▶ EXERCISE DESCRIPTION:
Below are some records. Pull every line that contains the word "Disaggregated".

────────────────

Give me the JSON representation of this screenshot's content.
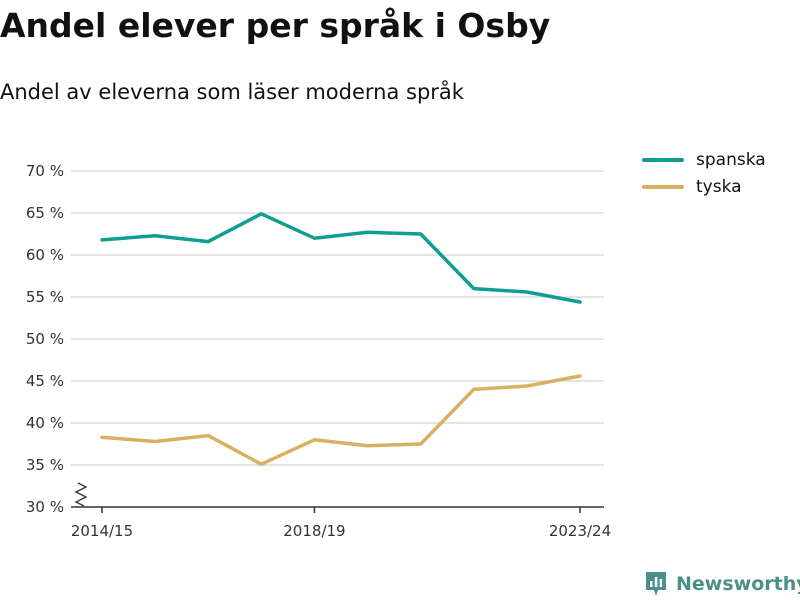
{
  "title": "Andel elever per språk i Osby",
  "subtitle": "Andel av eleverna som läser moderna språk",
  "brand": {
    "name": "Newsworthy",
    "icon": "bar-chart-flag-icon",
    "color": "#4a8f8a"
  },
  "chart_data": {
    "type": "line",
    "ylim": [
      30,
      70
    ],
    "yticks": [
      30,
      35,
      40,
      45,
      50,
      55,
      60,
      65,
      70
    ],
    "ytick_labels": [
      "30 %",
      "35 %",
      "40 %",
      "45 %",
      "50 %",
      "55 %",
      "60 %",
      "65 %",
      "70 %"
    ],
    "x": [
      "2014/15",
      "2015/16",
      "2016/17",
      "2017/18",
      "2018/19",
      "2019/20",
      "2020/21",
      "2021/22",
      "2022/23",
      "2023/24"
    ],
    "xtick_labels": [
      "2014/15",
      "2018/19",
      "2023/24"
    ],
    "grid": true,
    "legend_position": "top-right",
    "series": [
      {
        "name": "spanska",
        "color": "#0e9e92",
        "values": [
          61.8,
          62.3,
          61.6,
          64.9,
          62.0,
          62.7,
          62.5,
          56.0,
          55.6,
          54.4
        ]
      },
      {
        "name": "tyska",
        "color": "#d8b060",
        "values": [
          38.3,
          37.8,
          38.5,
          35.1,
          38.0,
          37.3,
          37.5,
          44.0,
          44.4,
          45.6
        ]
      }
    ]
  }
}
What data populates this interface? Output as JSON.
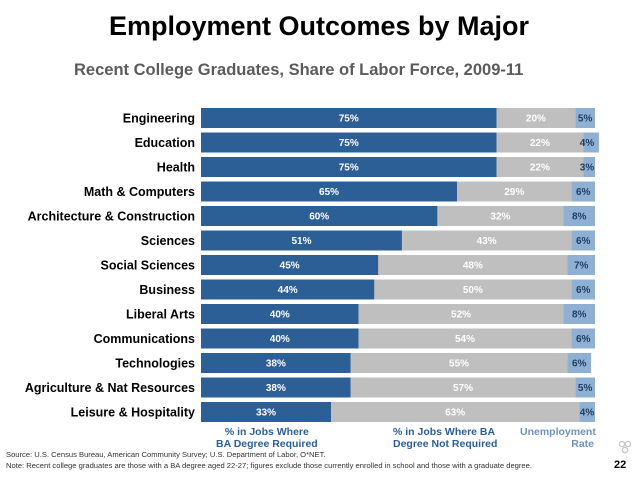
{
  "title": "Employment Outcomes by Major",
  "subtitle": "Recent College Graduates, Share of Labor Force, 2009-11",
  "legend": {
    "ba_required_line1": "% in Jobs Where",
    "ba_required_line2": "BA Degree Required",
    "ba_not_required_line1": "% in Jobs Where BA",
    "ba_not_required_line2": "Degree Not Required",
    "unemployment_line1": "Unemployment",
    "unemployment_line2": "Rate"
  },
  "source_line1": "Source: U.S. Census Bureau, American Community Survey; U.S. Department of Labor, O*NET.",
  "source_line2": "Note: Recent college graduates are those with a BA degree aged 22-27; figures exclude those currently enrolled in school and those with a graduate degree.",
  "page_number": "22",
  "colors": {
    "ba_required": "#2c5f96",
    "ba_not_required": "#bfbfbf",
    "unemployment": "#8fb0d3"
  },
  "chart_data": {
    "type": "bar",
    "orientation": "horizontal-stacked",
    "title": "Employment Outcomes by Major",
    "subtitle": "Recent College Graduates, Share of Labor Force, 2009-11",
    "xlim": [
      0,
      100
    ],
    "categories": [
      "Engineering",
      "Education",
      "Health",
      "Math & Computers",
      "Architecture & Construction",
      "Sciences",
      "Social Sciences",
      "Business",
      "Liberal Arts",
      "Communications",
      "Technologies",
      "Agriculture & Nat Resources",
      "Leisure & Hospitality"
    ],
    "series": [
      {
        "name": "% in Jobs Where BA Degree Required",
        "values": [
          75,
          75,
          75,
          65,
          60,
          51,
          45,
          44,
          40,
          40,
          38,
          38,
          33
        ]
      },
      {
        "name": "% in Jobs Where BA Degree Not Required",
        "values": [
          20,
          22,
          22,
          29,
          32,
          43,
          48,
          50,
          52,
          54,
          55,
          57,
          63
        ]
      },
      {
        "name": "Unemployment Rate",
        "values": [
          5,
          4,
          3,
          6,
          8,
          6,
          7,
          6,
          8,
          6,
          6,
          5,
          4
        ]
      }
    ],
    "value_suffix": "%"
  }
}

────────────────

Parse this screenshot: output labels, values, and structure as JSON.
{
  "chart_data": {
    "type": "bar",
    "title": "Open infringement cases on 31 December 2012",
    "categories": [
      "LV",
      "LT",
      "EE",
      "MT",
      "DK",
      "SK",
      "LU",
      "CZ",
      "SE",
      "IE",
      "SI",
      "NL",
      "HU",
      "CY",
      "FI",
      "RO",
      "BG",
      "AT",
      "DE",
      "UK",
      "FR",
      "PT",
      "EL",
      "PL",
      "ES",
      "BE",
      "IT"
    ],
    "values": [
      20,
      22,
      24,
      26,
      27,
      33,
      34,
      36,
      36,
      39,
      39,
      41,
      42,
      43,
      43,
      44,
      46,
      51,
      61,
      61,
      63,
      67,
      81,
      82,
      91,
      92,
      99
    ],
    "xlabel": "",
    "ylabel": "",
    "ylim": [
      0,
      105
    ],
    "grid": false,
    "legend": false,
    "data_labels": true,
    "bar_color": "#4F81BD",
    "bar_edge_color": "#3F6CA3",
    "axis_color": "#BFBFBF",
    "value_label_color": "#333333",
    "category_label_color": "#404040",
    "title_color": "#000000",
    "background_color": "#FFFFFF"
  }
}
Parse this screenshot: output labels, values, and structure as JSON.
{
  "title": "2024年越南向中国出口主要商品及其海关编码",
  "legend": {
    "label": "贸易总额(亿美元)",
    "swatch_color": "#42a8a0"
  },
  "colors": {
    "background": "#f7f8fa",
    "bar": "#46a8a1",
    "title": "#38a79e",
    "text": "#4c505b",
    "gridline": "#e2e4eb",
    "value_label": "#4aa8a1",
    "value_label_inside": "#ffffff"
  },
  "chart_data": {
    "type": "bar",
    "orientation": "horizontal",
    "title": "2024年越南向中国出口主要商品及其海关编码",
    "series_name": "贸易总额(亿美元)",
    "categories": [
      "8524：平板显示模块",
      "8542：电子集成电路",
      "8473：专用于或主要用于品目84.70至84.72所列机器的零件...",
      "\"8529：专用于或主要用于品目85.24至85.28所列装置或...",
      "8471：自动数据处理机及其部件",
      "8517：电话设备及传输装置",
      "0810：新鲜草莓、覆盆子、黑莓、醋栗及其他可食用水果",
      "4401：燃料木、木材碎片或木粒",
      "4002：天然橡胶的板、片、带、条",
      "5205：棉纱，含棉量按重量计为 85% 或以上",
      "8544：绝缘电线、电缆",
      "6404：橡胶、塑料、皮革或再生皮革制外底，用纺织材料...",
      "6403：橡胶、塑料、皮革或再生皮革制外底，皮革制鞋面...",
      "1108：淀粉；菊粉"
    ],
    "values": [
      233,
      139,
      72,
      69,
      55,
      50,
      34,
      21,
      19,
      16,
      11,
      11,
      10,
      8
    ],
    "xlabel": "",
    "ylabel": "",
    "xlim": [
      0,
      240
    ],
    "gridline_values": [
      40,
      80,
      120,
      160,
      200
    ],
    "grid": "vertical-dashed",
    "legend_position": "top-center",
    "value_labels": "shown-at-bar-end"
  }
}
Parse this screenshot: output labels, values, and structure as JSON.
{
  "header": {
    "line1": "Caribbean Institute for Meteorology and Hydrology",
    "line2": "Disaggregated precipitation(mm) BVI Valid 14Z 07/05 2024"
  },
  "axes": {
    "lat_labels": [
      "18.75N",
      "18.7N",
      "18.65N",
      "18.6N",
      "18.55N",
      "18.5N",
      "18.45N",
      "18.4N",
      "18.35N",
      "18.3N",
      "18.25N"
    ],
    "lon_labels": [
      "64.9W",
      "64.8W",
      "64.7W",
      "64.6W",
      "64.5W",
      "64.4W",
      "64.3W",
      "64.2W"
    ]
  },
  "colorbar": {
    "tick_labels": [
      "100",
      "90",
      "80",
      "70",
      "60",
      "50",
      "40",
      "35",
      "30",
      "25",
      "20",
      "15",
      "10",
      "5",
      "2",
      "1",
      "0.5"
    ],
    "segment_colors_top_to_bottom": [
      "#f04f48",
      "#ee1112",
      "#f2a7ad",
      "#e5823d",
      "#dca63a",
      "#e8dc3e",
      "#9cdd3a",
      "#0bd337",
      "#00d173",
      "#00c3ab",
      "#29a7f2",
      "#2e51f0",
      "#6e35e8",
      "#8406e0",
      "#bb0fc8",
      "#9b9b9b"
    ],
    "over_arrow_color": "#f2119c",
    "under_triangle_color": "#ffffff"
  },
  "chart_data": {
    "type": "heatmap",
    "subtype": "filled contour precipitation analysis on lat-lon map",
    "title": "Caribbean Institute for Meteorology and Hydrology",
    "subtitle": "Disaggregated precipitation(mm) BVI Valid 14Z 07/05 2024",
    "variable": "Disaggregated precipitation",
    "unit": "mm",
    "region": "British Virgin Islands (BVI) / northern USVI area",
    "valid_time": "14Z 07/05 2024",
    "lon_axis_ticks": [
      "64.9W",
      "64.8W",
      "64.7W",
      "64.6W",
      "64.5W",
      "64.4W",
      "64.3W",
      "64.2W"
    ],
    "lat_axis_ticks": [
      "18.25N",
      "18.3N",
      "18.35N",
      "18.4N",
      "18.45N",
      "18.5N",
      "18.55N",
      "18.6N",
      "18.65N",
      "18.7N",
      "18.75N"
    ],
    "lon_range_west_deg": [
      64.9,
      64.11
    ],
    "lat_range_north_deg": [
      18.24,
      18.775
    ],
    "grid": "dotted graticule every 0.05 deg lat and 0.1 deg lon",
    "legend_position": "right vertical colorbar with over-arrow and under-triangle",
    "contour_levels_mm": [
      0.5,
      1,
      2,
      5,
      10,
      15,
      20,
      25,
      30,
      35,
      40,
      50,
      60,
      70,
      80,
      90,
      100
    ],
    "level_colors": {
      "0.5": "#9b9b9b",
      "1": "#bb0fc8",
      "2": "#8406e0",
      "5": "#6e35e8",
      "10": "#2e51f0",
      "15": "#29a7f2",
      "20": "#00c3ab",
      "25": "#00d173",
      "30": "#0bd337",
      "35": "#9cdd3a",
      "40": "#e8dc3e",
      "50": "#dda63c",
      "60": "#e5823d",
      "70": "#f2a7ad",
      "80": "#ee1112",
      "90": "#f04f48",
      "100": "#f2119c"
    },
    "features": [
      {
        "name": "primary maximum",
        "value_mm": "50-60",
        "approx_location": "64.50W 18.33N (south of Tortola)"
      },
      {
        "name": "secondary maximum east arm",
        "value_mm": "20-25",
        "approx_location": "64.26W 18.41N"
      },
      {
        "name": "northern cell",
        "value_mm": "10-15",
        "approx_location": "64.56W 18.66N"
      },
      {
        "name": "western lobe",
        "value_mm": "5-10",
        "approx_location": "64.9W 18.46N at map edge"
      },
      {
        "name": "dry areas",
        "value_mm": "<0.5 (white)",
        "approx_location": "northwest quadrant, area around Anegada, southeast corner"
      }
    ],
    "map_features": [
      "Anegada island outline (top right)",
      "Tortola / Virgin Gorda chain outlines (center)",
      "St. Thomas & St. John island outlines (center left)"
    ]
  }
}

────────────────

▶ TASK OUTPUT:
    "line2": "Disaggregated precipitation(mm) BVI Valid 14Z 07/05 2024"
    "subtitle": "Disaggregated precipitation(mm) BVI Valid 14Z 07/05 2024",
    "variable": "Disaggregated precipitation",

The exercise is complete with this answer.